--- SUPPLIED TEXT ---
+++
Who and What do we Represent?

  • Hertzberg, Linda, MD, FASA
| Aug 27, 2012

Most people would rather go to the dentist than read the bylaws of the organizations to which they belong. The length and dryness of the content can be yawn inducing and even intimidating to those not familiar with bylaws. Fortunately for those who opt for bylaws over the dental visit, there is a lot of insight to be gained.

Bylaws really do have a lot to tell us. They determine how an organization interacts with its members, and how members have input and effect on the policies and governance of a professional organization such as the ASA or CSA. Without bylaws we would lack a framework for functioning in a structured, effective manner.

Recently I had the opportunity to attend the ASA Board of Directors (BOD) meeting as part of the California delegation. Much of what happens at the August BOD is a preview of what will be considered at the House of Delegates (HOD) at the ASA Annual Meeting in October. One of the most controversial topics at the recent BOD meeting revolved around the duties, powers, responsibilities and authority of the three governing bodies of the ASA: the Administrative Council, Board of Directors and House of Delegates.
+++
--- PROVIDED RECORDS ---
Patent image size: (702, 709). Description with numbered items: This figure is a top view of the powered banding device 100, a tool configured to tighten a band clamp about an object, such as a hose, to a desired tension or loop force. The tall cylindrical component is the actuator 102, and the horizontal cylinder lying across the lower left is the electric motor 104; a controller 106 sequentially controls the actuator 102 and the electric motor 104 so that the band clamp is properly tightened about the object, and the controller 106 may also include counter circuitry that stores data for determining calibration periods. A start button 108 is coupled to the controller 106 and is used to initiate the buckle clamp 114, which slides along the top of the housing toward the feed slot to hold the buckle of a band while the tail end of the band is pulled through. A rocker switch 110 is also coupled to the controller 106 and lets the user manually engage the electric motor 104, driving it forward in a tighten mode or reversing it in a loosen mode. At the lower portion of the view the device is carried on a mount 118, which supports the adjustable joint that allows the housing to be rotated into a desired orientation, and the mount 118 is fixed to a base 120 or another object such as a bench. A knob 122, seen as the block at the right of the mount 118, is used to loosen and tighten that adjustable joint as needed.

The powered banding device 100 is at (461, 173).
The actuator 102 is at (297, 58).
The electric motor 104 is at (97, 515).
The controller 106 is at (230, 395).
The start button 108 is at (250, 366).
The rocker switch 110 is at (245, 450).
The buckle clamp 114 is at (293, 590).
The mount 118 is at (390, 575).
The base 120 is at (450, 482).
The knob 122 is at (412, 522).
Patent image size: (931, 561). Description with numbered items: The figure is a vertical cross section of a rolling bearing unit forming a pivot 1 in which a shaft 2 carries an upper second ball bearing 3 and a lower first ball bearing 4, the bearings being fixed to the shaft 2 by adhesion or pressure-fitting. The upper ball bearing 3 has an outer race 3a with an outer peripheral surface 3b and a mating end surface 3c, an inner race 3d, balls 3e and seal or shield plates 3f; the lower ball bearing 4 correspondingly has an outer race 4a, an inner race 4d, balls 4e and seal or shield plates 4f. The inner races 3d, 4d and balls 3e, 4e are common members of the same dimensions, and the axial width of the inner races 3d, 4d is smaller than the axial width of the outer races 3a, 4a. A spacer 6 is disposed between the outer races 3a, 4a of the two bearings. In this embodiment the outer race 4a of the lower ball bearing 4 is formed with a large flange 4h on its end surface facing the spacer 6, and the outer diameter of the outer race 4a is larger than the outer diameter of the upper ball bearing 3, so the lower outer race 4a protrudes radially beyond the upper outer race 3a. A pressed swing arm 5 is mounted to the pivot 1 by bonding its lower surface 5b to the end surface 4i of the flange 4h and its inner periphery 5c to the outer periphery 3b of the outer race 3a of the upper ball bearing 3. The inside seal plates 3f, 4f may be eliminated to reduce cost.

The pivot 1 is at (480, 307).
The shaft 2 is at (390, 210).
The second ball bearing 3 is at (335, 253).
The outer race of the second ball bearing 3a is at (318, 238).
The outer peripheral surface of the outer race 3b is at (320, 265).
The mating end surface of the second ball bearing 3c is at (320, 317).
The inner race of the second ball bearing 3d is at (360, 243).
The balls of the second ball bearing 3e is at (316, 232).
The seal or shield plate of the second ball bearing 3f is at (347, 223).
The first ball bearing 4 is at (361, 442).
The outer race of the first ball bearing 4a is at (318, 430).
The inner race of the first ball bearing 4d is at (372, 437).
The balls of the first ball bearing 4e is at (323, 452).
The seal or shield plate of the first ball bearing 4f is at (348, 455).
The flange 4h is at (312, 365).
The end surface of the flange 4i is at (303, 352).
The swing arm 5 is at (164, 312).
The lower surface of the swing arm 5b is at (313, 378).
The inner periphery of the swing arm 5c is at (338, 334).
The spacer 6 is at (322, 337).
+++
--- TO DO ---
Could you print the bylaws piece word for word, starting at the words "Most people would" and stopping after "structured, effective manner."?

--- WRITTEN RESPONSE ---
Most people would rather go to the dentist than read the bylaws of the organizations to which they belong. The length and dryness of the content can be yawn inducing and even intimidating to those not familiar with bylaws. Fortunately for those who opt for bylaws over the dental visit, there is a lot of insight to be gained.

Bylaws really do have a lot to tell us. They determine how an organization interacts with its members, and how members have input and effect on the policies and governance of a professional organization such as the ASA or CSA. Without bylaws we would lack a framework for functioning in a structured, effective manner.